Please lay out every line of the listing below as a Markdown table with two columns, Row and Listing Line, skipping any blank lines and leaving the pictures out.
■ ■ ■ ■ ■
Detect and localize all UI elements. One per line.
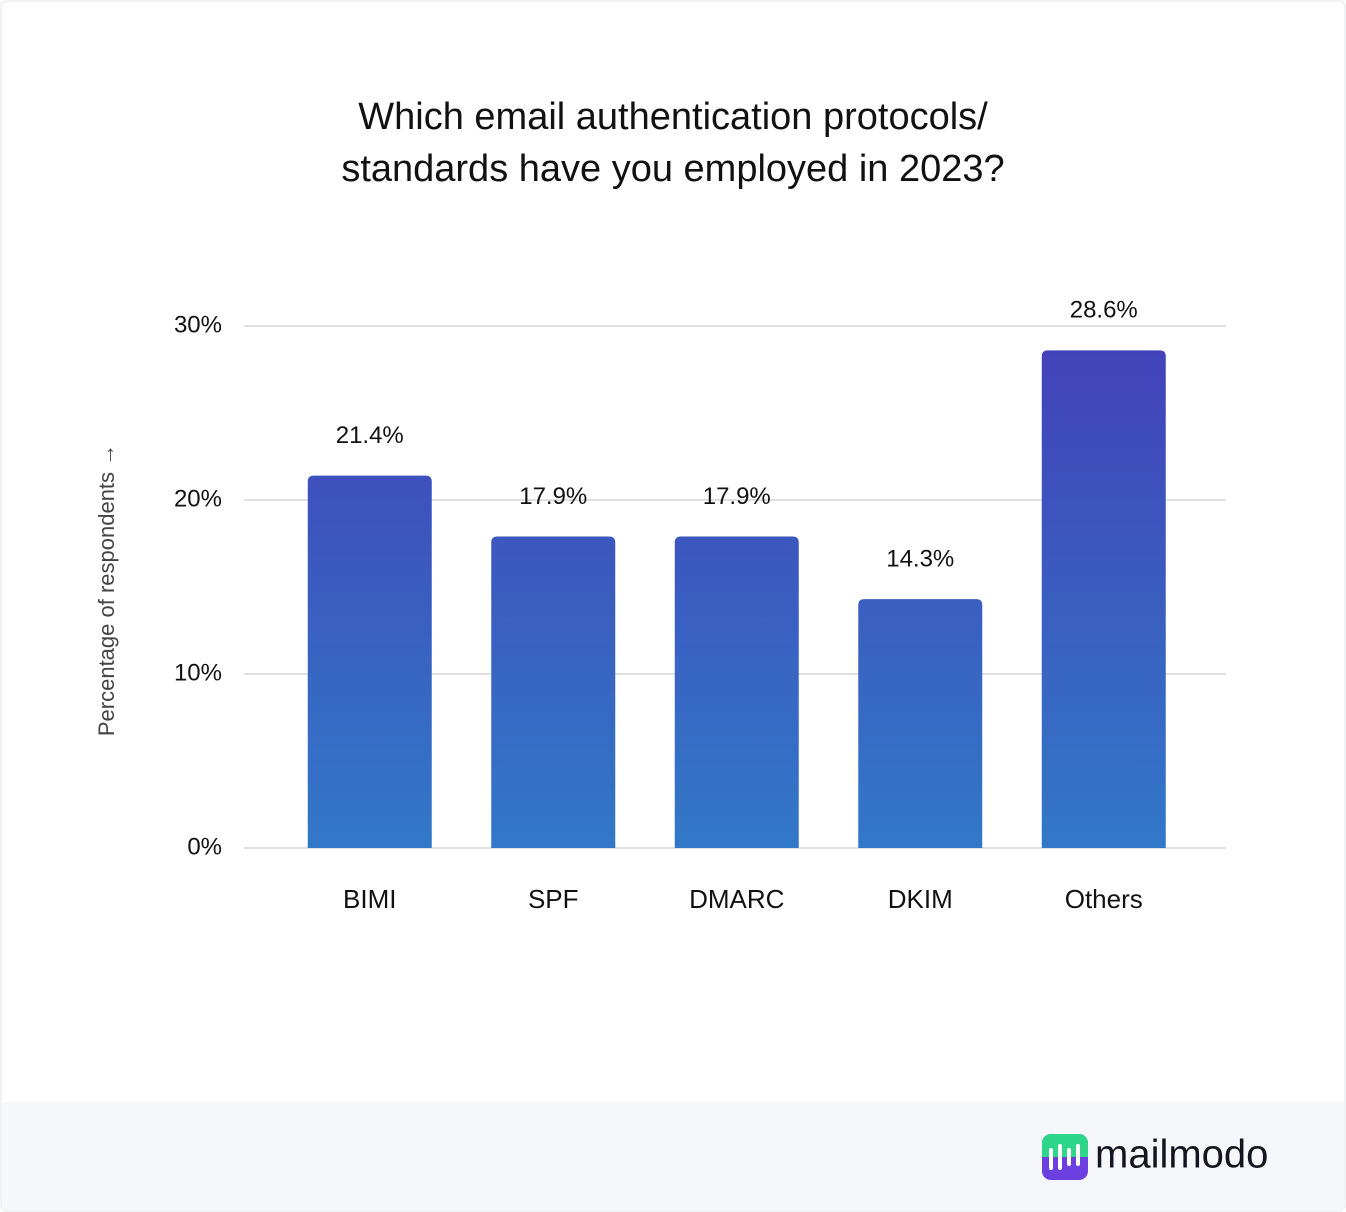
y-axis-label: Percentage of respondents → [94,444,119,736]
y-tick-label: 30% [174,311,222,338]
brand: mailmodo [1095,1133,1268,1177]
footer-band [2,1102,1344,1210]
x-tick-label: Others [1065,884,1143,914]
y-tick-label: 20% [174,485,222,512]
bar [491,536,616,848]
x-tick-label: DMARC [689,884,784,914]
bar [1041,350,1166,848]
x-tick-label: DKIM [888,884,953,914]
x-tick-label: BIMI [343,884,396,914]
value-label: 17.9% [519,483,587,510]
chart-title: Which email authentication protocols/ [358,96,988,138]
bar [674,536,799,848]
y-tick-label: 10% [174,659,222,686]
x-tick-label: SPF [528,884,579,914]
bar [307,475,432,848]
bar [858,599,983,848]
value-label: 17.9% [703,483,771,510]
logo-icon-lines [1049,1144,1080,1170]
value-label: 21.4% [336,422,404,449]
logo-icon-top [1042,1134,1088,1157]
value-label: 28.6% [1070,297,1138,324]
y-tick-label: 0% [187,833,222,860]
chart-title: standards have you employed in 2023? [341,148,1004,190]
value-label: 14.3% [886,546,954,573]
logo: mailmodo [1042,1133,1268,1180]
■ ■ ■ ■ ■
OUTPUT OF THE EXERCISE:
| Row | Listing Line |
|---|---|
| 1 | Detect and localize all UI elements. One per line. |
| 2 | y-axis-label: Percentage of respondents → [94,444,119,736] |
| 3 | y-tick-label: 30% [174,311,222,338] |
| 4 | brand: mailmodo [1095,1133,1268,1177] |
| 5 | footer-band [2,1102,1344,1210] |
| 6 | x-tick-label: Others [1065,884,1143,914] |
| 7 | y-tick-label: 20% [174,485,222,512] |
| 8 | bar [491,536,616,848] |
| 9 | x-tick-label: DMARC [689,884,784,914] |
| 10 | bar [1041,350,1166,848] |
| 11 | x-tick-label: DKIM [888,884,953,914] |
| 12 | x-tick-label: BIMI [343,884,396,914] |
| 13 | value-label: 17.9% [519,483,587,510] |
| 14 | chart-title: Which email authentication protocols/ [358,96,988,138] |
| 15 | bar [674,536,799,848] |
| 16 | y-tick-label: 10% [174,659,222,686] |
| 17 | x-tick-label: SPF [528,884,579,914] |
| 18 | bar [307,475,432,848] |
| 19 | bar [858,599,983,848] |
| 20 | value-label: 17.9% [703,483,771,510] |
| 21 | logo-icon-lines [1049,1144,1080,1170] |
| 22 | value-label: 21.4% [336,422,404,449] |
| 23 | logo-icon-top [1042,1134,1088,1157] |
| 24 | value-label: 28.6% [1070,297,1138,324] |
| 25 | y-tick-label: 0% [187,833,222,860] |
| 26 | chart-title: standards have you employed in 2023? [341,148,1004,190] |
| 27 | value-label: 14.3% [886,546,954,573] |
| 28 | logo: mailmodo [1042,1133,1268,1180] |